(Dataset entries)

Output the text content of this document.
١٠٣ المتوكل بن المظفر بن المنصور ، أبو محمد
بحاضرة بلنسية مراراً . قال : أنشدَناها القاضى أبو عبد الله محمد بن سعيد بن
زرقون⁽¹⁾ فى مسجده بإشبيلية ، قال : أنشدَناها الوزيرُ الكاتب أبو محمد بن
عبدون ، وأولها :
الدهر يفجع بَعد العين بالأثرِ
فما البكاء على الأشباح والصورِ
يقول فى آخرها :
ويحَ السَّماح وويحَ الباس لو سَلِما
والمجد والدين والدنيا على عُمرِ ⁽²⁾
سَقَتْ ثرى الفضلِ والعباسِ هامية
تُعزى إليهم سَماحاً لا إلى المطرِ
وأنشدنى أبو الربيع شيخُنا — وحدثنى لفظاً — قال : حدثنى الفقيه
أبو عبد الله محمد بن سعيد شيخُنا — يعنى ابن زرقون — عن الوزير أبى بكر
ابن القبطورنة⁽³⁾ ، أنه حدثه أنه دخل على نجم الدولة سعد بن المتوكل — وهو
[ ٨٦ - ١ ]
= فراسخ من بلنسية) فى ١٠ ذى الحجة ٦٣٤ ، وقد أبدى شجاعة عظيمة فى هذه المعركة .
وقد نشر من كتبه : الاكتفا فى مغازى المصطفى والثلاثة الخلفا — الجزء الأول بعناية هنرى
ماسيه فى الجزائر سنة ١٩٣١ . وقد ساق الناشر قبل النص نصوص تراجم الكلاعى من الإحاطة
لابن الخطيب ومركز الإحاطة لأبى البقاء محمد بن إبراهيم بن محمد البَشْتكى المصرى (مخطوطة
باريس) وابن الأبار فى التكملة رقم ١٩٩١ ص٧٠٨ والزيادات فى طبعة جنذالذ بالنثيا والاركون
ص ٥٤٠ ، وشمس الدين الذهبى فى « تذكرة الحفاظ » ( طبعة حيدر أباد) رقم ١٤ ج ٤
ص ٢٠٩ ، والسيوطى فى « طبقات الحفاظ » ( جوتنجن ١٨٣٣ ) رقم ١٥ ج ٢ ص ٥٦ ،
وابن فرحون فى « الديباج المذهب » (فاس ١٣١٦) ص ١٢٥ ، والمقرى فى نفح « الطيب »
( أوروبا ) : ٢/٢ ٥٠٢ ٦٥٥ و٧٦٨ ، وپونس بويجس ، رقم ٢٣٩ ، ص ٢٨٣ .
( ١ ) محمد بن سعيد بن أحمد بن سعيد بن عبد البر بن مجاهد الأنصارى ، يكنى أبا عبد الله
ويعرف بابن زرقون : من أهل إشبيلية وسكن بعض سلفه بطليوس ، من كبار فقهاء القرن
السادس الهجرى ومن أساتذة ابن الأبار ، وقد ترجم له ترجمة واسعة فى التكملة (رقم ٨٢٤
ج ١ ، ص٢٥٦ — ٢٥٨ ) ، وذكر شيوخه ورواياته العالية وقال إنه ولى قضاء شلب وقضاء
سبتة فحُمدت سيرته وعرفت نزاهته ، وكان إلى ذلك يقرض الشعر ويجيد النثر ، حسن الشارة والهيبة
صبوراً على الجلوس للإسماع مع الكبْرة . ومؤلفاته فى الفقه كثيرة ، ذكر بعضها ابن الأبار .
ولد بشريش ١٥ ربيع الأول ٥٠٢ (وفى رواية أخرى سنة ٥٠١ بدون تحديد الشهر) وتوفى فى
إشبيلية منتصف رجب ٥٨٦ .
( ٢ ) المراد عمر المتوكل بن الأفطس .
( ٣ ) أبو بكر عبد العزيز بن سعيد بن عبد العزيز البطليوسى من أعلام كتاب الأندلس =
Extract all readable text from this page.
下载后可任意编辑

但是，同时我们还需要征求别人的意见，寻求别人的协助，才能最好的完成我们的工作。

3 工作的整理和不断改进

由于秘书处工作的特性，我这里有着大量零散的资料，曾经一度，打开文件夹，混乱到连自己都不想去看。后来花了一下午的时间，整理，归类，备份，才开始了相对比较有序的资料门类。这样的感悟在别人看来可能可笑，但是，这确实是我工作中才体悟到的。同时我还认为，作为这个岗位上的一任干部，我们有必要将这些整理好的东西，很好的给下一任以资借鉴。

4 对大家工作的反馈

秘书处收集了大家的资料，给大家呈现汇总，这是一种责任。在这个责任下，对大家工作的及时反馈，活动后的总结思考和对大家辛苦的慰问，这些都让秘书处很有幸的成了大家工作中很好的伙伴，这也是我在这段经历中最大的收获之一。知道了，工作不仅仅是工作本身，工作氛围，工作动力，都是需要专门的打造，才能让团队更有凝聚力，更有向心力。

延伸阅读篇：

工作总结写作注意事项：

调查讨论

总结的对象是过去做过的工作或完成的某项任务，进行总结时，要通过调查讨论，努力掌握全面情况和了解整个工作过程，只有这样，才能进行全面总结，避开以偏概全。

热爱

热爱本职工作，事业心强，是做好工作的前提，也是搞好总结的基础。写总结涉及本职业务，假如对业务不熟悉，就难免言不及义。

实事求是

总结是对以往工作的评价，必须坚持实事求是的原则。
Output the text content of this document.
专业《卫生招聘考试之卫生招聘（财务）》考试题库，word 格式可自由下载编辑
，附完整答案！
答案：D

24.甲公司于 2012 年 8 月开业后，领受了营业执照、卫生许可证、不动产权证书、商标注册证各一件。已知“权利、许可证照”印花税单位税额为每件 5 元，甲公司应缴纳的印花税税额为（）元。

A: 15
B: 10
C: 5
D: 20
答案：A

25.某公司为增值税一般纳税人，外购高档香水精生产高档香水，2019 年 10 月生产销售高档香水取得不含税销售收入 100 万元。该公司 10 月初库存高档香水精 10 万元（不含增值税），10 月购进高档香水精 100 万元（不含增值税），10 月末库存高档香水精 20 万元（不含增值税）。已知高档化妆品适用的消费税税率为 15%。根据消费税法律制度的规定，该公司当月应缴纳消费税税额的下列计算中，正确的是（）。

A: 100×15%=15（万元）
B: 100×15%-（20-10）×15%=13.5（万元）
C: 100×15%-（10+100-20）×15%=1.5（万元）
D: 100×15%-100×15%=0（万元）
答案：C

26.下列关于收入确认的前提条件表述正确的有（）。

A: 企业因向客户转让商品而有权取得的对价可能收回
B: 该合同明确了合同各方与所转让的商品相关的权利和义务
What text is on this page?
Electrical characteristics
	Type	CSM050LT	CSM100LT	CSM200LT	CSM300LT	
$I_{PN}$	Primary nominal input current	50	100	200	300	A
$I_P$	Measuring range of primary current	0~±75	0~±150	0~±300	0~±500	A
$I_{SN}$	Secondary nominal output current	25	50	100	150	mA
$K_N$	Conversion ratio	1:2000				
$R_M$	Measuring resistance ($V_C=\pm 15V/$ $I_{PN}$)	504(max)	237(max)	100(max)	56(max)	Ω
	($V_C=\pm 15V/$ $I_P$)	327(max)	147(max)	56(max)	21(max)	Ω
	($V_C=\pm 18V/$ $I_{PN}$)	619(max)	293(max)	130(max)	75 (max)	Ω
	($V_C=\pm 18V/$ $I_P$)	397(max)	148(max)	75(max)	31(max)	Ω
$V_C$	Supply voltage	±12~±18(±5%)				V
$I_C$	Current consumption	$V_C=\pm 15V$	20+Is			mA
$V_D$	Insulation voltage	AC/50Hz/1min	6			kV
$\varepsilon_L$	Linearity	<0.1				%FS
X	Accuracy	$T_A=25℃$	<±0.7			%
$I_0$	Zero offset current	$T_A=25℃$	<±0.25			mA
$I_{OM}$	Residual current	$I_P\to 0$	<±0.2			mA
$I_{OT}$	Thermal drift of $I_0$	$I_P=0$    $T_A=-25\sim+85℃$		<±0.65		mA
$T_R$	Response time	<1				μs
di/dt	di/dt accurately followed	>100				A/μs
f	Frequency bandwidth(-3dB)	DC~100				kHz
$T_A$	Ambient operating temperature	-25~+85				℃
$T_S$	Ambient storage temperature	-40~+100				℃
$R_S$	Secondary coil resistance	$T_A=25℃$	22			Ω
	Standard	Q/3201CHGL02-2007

● **Task requirements**
Whenever "محمد" turns up in a line, pick that line out.

● **Written solution**
١٠٣ المتوكل بن المظفر بن المنصور ، أبو محمد
بحاضرة بلنسية مراراً . قال : أنشدَناها القاضى أبو عبد الله محمد بن سعيد بن
زرقون⁽¹⁾ فى مسجده بإشبيلية ، قال : أنشدَناها الوزيرُ الكاتب أبو محمد بن
أبو عبد الله محمد بن سعيد شيخُنا — يعنى ابن زرقون — عن الوزير أبى بكر
لابن الخطيب ومركز الإحاطة لأبى البقاء محمد بن إبراهيم بن محمد البَشْتكى المصرى (مخطوطة
( ١ ) محمد بن سعيد بن أحمد بن سعيد بن عبد البر بن مجاهد الأنصارى ، يكنى أبا عبد الله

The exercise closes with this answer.